## Exercise objective
Reproduce the data exactly.

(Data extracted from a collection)
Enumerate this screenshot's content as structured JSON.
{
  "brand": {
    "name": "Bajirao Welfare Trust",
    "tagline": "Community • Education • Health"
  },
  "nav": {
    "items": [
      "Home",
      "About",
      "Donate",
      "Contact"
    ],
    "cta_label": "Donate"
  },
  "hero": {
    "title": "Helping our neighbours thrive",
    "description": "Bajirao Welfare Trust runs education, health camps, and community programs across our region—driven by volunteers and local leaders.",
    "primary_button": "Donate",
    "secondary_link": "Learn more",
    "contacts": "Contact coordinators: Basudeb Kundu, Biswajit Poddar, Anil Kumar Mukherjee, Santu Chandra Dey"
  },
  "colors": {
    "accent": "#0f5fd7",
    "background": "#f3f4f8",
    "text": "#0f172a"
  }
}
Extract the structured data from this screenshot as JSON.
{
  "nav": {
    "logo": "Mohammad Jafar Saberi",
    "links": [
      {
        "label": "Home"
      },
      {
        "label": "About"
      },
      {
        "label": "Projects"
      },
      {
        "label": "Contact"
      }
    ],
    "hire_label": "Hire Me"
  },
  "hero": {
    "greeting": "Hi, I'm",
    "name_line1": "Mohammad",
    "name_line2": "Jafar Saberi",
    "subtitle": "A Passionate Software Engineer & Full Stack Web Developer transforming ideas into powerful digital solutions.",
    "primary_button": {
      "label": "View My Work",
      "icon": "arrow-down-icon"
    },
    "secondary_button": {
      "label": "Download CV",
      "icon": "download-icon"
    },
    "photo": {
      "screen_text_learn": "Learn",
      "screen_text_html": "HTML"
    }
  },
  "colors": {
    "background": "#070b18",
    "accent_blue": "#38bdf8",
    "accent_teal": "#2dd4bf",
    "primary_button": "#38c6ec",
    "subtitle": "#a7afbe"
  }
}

## Completed exercise
Enumerate this screenshot's content as structured JSON.
{
  "brand": {
    "name": "Bajirao Welfare Trust",
    "tagline": "Community • Education • Health"
  },
  "nav": {
    "items": [
      "Home",
      "About",
      "Donate",
      "Contact"
    ],
    "cta_label": "Donate"
  },
  "hero": {
    "title": "Helping our neighbours thrive",
    "description": "Bajirao Welfare Trust runs education, health camps, and community programs across our region—driven by volunteers and local leaders.",
    "primary_button": "Donate",
    "secondary_link": "Learn more",
    "contacts": "Contact coordinators: Basudeb Kundu, Biswajit Poddar, Anil Kumar Mukherjee, Santu Chandra Dey"
  },
  "colors": {
    "accent": "#0f5fd7",
    "background": "#f3f4f8",
    "text": "#0f172a"
  }
}
Extract the structured data from this screenshot as JSON.
{
  "nav": {
    "logo": "Mohammad Jafar Saberi",
    "links": [
      {
        "label": "Home"
      },
      {
        "label": "About"
      },
      {
        "label": "Projects"
      },
      {
        "label": "Contact"
      }
    ],
    "hire_label": "Hire Me"
  },
  "hero": {
    "greeting": "Hi, I'm",
    "name_line1": "Mohammad",
    "name_line2": "Jafar Saberi",
    "subtitle": "A Passionate Software Engineer & Full Stack Web Developer transforming ideas into powerful digital solutions.",
    "primary_button": {
      "label": "View My Work",
      "icon": "arrow-down-icon"
    },
    "secondary_button": {
      "label": "Download CV",
      "icon": "download-icon"
    },
    "photo": {
      "screen_text_learn": "Learn",
      "screen_text_html": "HTML"
    }
  },
  "colors": {
    "background": "#070b18",
    "accent_blue": "#38bdf8",
    "accent_teal": "#2dd4bf",
    "primary_button": "#38c6ec",
    "subtitle": "#a7afbe"
  }
}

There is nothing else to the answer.